#### Brief:
Set down every record once more, exactly as given.

#### Records supplied:
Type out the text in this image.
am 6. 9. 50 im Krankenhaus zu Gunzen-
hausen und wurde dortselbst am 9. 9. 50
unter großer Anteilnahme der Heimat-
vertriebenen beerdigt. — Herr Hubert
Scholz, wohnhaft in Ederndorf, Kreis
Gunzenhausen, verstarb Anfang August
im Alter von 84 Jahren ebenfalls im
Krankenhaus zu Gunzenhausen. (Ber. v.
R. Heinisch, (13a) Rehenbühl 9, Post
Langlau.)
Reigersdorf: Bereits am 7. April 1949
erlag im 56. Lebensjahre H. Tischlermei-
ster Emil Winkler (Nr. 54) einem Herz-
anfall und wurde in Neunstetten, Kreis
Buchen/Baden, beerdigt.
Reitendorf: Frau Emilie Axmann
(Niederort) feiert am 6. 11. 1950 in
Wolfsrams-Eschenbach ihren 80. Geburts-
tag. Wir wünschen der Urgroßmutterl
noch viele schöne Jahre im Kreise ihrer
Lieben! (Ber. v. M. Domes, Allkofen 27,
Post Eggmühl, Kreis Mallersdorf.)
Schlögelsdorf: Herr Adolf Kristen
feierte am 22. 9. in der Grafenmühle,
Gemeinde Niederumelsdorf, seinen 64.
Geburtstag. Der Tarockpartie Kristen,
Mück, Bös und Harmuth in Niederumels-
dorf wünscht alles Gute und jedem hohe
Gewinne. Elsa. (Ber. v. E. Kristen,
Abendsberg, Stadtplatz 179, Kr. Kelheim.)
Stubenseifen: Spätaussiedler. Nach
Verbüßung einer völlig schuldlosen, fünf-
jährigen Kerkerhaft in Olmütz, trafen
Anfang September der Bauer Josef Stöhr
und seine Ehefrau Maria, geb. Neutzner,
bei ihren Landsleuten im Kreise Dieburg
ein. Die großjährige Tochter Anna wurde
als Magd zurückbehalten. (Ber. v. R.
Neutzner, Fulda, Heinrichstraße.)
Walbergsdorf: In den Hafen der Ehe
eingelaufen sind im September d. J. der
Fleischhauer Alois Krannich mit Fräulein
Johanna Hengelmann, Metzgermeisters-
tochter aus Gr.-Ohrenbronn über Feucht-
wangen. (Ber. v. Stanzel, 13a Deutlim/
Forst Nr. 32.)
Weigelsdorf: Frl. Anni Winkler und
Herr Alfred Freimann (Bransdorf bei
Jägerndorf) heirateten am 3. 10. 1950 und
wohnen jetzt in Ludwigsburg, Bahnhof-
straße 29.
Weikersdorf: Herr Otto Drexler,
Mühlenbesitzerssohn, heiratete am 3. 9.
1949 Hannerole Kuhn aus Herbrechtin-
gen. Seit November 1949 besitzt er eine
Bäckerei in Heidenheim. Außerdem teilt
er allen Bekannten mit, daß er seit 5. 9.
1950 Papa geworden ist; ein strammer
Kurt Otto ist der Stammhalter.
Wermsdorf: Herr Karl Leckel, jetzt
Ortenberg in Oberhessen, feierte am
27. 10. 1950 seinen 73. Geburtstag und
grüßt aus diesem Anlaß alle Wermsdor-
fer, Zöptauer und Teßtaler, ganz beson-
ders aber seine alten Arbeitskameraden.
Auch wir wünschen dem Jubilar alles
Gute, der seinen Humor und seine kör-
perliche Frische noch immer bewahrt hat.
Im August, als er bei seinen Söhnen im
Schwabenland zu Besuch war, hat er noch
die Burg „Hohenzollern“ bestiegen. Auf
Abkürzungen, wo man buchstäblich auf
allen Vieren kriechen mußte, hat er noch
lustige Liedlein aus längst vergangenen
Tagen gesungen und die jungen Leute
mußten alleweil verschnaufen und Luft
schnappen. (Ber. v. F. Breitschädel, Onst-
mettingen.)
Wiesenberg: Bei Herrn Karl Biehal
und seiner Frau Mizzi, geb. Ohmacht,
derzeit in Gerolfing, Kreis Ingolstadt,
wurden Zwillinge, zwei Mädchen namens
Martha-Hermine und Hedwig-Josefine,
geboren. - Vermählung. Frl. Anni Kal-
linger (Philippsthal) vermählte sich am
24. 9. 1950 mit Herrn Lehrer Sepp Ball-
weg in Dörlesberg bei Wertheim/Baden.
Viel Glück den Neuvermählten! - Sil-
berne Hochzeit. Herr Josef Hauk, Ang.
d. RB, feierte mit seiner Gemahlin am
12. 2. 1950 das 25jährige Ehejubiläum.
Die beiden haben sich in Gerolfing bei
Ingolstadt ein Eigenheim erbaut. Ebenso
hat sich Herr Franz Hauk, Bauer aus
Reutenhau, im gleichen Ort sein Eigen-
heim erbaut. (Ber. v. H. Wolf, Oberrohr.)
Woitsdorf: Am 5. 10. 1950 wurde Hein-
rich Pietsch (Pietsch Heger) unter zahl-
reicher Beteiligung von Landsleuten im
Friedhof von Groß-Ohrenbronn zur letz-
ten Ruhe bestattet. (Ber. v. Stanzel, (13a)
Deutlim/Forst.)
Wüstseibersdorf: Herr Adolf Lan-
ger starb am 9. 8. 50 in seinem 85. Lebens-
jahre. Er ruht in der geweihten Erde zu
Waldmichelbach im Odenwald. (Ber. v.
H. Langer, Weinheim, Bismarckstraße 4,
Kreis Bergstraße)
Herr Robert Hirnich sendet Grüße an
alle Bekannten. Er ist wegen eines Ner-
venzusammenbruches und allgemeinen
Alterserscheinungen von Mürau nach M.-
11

#### Answer to this exercise:
Type out the text in this image.
am 6. 9. 50 im Krankenhaus zu Gunzen-
hausen und wurde dortselbst am 9. 9. 50
unter großer Anteilnahme der Heimat-
vertriebenen beerdigt. — Herr Hubert
Scholz, wohnhaft in Ederndorf, Kreis
Gunzenhausen, verstarb Anfang August
im Alter von 84 Jahren ebenfalls im
Krankenhaus zu Gunzenhausen. (Ber. v.
R. Heinisch, (13a) Rehenbühl 9, Post
Langlau.)
Reigersdorf: Bereits am 7. April 1949
erlag im 56. Lebensjahre H. Tischlermei-
ster Emil Winkler (Nr. 54) einem Herz-
anfall und wurde in Neunstetten, Kreis
Buchen/Baden, beerdigt.
Reitendorf: Frau Emilie Axmann
(Niederort) feiert am 6. 11. 1950 in
Wolfsrams-Eschenbach ihren 80. Geburts-
tag. Wir wünschen der Urgroßmutterl
noch viele schöne Jahre im Kreise ihrer
Lieben! (Ber. v. M. Domes, Allkofen 27,
Post Eggmühl, Kreis Mallersdorf.)
Schlögelsdorf: Herr Adolf Kristen
feierte am 22. 9. in der Grafenmühle,
Gemeinde Niederumelsdorf, seinen 64.
Geburtstag. Der Tarockpartie Kristen,
Mück, Bös und Harmuth in Niederumels-
dorf wünscht alles Gute und jedem hohe
Gewinne. Elsa. (Ber. v. E. Kristen,
Abendsberg, Stadtplatz 179, Kr. Kelheim.)
Stubenseifen: Spätaussiedler. Nach
Verbüßung einer völlig schuldlosen, fünf-
jährigen Kerkerhaft in Olmütz, trafen
Anfang September der Bauer Josef Stöhr
und seine Ehefrau Maria, geb. Neutzner,
bei ihren Landsleuten im Kreise Dieburg
ein. Die großjährige Tochter Anna wurde
als Magd zurückbehalten. (Ber. v. R.
Neutzner, Fulda, Heinrichstraße.)
Walbergsdorf: In den Hafen der Ehe
eingelaufen sind im September d. J. der
Fleischhauer Alois Krannich mit Fräulein
Johanna Hengelmann, Metzgermeisters-
tochter aus Gr.-Ohrenbronn über Feucht-
wangen. (Ber. v. Stanzel, 13a Deutlim/
Forst Nr. 32.)
Weigelsdorf: Frl. Anni Winkler und
Herr Alfred Freimann (Bransdorf bei
Jägerndorf) heirateten am 3. 10. 1950 und
wohnen jetzt in Ludwigsburg, Bahnhof-
straße 29.
Weikersdorf: Herr Otto Drexler,
Mühlenbesitzerssohn, heiratete am 3. 9.
1949 Hannerole Kuhn aus Herbrechtin-
gen. Seit November 1949 besitzt er eine
Bäckerei in Heidenheim. Außerdem teilt
er allen Bekannten mit, daß er seit 5. 9.
1950 Papa geworden ist; ein strammer
Kurt Otto ist der Stammhalter.
Wermsdorf: Herr Karl Leckel, jetzt
Ortenberg in Oberhessen, feierte am
27. 10. 1950 seinen 73. Geburtstag und
grüßt aus diesem Anlaß alle Wermsdor-
fer, Zöptauer und Teßtaler, ganz beson-
ders aber seine alten Arbeitskameraden.
Auch wir wünschen dem Jubilar alles
Gute, der seinen Humor und seine kör-
perliche Frische noch immer bewahrt hat.
Im August, als er bei seinen Söhnen im
Schwabenland zu Besuch war, hat er noch
die Burg „Hohenzollern“ bestiegen. Auf
Abkürzungen, wo man buchstäblich auf
allen Vieren kriechen mußte, hat er noch
lustige Liedlein aus längst vergangenen
Tagen gesungen und die jungen Leute
mußten alleweil verschnaufen und Luft
schnappen. (Ber. v. F. Breitschädel, Onst-
mettingen.)
Wiesenberg: Bei Herrn Karl Biehal
und seiner Frau Mizzi, geb. Ohmacht,
derzeit in Gerolfing, Kreis Ingolstadt,
wurden Zwillinge, zwei Mädchen namens
Martha-Hermine und Hedwig-Josefine,
geboren. - Vermählung. Frl. Anni Kal-
linger (Philippsthal) vermählte sich am
24. 9. 1950 mit Herrn Lehrer Sepp Ball-
weg in Dörlesberg bei Wertheim/Baden.
Viel Glück den Neuvermählten! - Sil-
berne Hochzeit. Herr Josef Hauk, Ang.
d. RB, feierte mit seiner Gemahlin am
12. 2. 1950 das 25jährige Ehejubiläum.
Die beiden haben sich in Gerolfing bei
Ingolstadt ein Eigenheim erbaut. Ebenso
hat sich Herr Franz Hauk, Bauer aus
Reutenhau, im gleichen Ort sein Eigen-
heim erbaut. (Ber. v. H. Wolf, Oberrohr.)
Woitsdorf: Am 5. 10. 1950 wurde Hein-
rich Pietsch (Pietsch Heger) unter zahl-
reicher Beteiligung von Landsleuten im
Friedhof von Groß-Ohrenbronn zur letz-
ten Ruhe bestattet. (Ber. v. Stanzel, (13a)
Deutlim/Forst.)
Wüstseibersdorf: Herr Adolf Lan-
ger starb am 9. 8. 50 in seinem 85. Lebens-
jahre. Er ruht in der geweihten Erde zu
Waldmichelbach im Odenwald. (Ber. v.
H. Langer, Weinheim, Bismarckstraße 4,
Kreis Bergstraße)
Herr Robert Hirnich sendet Grüße an
alle Bekannten. Er ist wegen eines Ner-
venzusammenbruches und allgemeinen
Alterserscheinungen von Mürau nach M.-
11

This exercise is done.